### [What is being asked]
Reproduce the records below in full and word for word, excluding pictures.

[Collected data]
--- START ---
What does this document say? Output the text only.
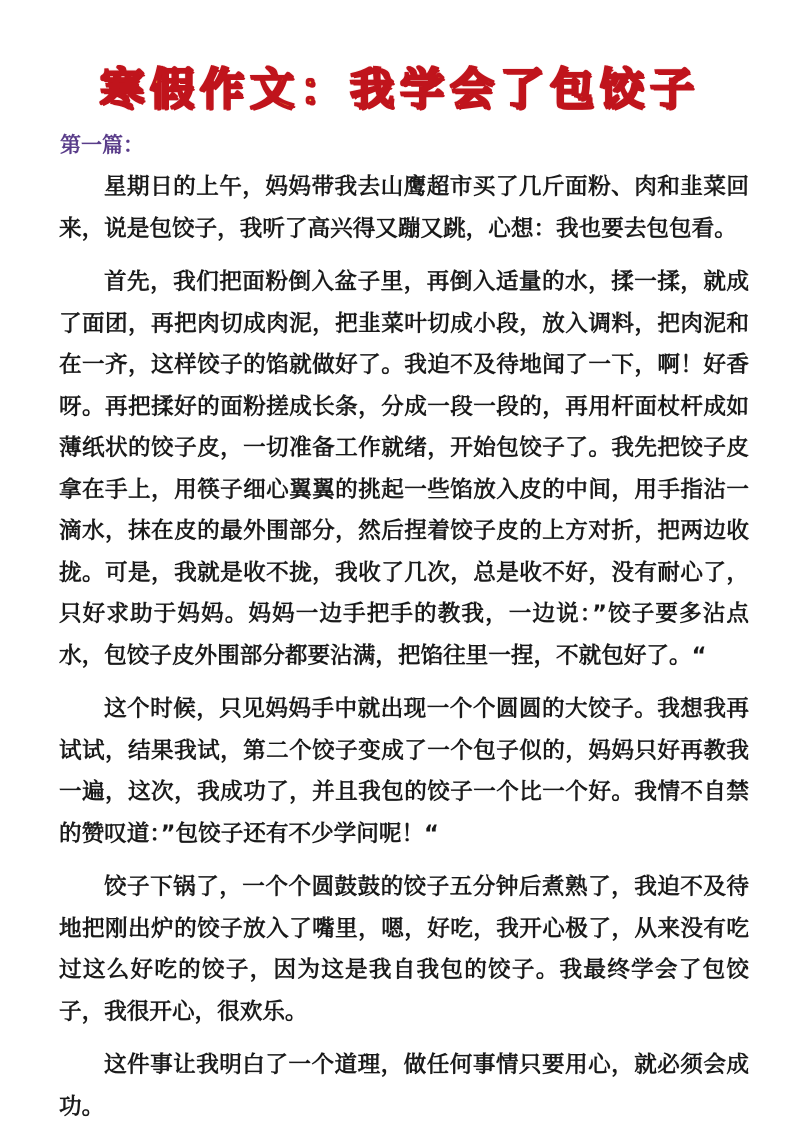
寒假作文：我学会了包饺子
第一篇：

星期日的上午，妈妈带我去山鹰超市买了几斤面粉、肉和韭菜回来，说是包饺子，我听了高兴得又蹦又跳，心想：我也要去包包看。

首先，我们把面粉倒入盆子里，再倒入适量的水，揉一揉，就成了面团，再把肉切成肉泥，把韭菜叶切成小段，放入调料，把肉泥和在一齐，这样饺子的馅就做好了。我迫不及待地闻了一下，啊！好香呀。再把揉好的面粉搓成长条，分成一段一段的，再用杆面杖杆成如薄纸状的饺子皮，一切准备工作就绪，开始包饺子了。我先把饺子皮拿在手上，用筷子细心翼翼的挑起一些馅放入皮的中间，用手指沾一滴水，抹在皮的最外围部分，然后捏着饺子皮的上方对折，把两边收拢。可是，我就是收不拢，我收了几次，总是收不好，没有耐心了，只好求助于妈妈。妈妈一边手把手的教我，一边说：”饺子要多沾点水，包饺子皮外围部分都要沾满，把馅往里一捏，不就包好了。“

这个时候，只见妈妈手中就出现一个个圆圆的大饺子。我想我再试试，结果我试，第二个饺子变成了一个包子似的，妈妈只好再教我一遍，这次，我成功了，并且我包的饺子一个比一个好。我情不自禁的赞叹道：”包饺子还有不少学问呢！“

饺子下锅了，一个个圆鼓鼓的饺子五分钟后煮熟了，我迫不及待地把刚出炉的饺子放入了嘴里，嗯，好吃，我开心极了，从来没有吃过这么好吃的饺子，因为这是我自我包的饺子。我最终学会了包饺子，我很开心，很欢乐。

这件事让我明白了一个道理，做任何事情只要用心，就必须会成功。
--- END ---
### [Written answer]
What does this document say? Output the text only.
寒假作文：我学会了包饺子
第一篇：

星期日的上午，妈妈带我去山鹰超市买了几斤面粉、肉和韭菜回来，说是包饺子，我听了高兴得又蹦又跳，心想：我也要去包包看。

首先，我们把面粉倒入盆子里，再倒入适量的水，揉一揉，就成了面团，再把肉切成肉泥，把韭菜叶切成小段，放入调料，把肉泥和在一齐，这样饺子的馅就做好了。我迫不及待地闻了一下，啊！好香呀。再把揉好的面粉搓成长条，分成一段一段的，再用杆面杖杆成如薄纸状的饺子皮，一切准备工作就绪，开始包饺子了。我先把饺子皮拿在手上，用筷子细心翼翼的挑起一些馅放入皮的中间，用手指沾一滴水，抹在皮的最外围部分，然后捏着饺子皮的上方对折，把两边收拢。可是，我就是收不拢，我收了几次，总是收不好，没有耐心了，只好求助于妈妈。妈妈一边手把手的教我，一边说：”饺子要多沾点水，包饺子皮外围部分都要沾满，把馅往里一捏，不就包好了。“

这个时候，只见妈妈手中就出现一个个圆圆的大饺子。我想我再试试，结果我试，第二个饺子变成了一个包子似的，妈妈只好再教我一遍，这次，我成功了，并且我包的饺子一个比一个好。我情不自禁的赞叹道：”包饺子还有不少学问呢！“

饺子下锅了，一个个圆鼓鼓的饺子五分钟后煮熟了，我迫不及待地把刚出炉的饺子放入了嘴里，嗯，好吃，我开心极了，从来没有吃过这么好吃的饺子，因为这是我自我包的饺子。我最终学会了包饺子，我很开心，很欢乐。

这件事让我明白了一个道理，做任何事情只要用心，就必须会成功。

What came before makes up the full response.